Exercise: State how many lines of the listing below include the word "California". Give only the number.

— begin Given records —

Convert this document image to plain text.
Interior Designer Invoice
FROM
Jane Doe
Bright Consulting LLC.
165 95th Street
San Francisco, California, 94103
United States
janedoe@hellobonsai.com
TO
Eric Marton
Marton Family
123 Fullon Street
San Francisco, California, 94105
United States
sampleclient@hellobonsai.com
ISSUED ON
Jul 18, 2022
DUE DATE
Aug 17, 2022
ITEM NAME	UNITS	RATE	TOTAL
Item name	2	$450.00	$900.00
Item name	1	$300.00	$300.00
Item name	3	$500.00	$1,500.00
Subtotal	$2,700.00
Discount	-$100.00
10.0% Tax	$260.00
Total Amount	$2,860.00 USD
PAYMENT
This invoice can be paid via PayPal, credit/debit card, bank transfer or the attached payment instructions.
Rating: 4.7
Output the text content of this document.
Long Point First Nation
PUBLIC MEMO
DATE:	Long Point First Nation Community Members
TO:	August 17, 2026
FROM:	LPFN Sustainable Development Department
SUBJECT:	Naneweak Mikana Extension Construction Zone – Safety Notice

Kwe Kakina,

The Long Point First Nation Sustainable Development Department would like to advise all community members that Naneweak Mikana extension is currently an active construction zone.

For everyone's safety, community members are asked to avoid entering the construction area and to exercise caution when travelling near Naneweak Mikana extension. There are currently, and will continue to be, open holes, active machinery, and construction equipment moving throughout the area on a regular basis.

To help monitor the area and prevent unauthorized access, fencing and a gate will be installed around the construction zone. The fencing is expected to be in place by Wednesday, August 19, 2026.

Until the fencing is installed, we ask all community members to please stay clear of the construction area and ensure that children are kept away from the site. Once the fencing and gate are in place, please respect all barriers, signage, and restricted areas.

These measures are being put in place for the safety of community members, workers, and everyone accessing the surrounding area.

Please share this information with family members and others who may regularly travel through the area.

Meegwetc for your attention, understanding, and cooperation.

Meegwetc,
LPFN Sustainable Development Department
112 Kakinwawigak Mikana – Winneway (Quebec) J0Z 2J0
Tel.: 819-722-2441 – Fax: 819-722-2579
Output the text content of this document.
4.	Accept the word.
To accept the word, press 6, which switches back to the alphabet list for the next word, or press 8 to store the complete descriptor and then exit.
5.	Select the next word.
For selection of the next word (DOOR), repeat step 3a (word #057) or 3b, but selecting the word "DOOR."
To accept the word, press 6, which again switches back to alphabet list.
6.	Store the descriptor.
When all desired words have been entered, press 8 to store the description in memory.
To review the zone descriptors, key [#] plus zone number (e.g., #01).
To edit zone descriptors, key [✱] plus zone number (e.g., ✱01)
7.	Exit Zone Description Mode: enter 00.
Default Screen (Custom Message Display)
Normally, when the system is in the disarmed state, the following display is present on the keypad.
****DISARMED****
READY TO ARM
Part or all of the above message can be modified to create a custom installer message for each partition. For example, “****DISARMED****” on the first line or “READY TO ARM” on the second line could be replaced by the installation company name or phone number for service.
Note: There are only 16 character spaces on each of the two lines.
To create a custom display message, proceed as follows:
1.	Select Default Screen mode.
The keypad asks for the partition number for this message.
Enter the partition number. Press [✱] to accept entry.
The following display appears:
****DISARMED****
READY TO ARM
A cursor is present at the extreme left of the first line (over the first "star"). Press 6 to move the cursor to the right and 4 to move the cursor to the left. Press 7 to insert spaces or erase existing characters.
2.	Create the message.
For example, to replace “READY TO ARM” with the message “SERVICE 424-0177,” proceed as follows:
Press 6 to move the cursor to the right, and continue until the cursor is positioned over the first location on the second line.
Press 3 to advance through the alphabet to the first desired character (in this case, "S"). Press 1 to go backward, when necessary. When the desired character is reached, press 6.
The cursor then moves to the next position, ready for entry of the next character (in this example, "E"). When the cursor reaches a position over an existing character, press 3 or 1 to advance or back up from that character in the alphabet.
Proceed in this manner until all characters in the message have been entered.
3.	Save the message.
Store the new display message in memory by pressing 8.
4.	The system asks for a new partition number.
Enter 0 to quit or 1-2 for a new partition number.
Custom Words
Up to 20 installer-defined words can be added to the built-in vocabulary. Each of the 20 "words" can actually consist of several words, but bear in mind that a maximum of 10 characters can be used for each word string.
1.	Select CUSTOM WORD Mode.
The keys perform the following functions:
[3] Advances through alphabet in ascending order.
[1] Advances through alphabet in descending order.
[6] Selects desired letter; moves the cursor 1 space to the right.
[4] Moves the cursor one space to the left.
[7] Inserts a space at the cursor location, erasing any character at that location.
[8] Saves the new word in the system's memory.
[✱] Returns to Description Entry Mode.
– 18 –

— end Given records —

Answer: 2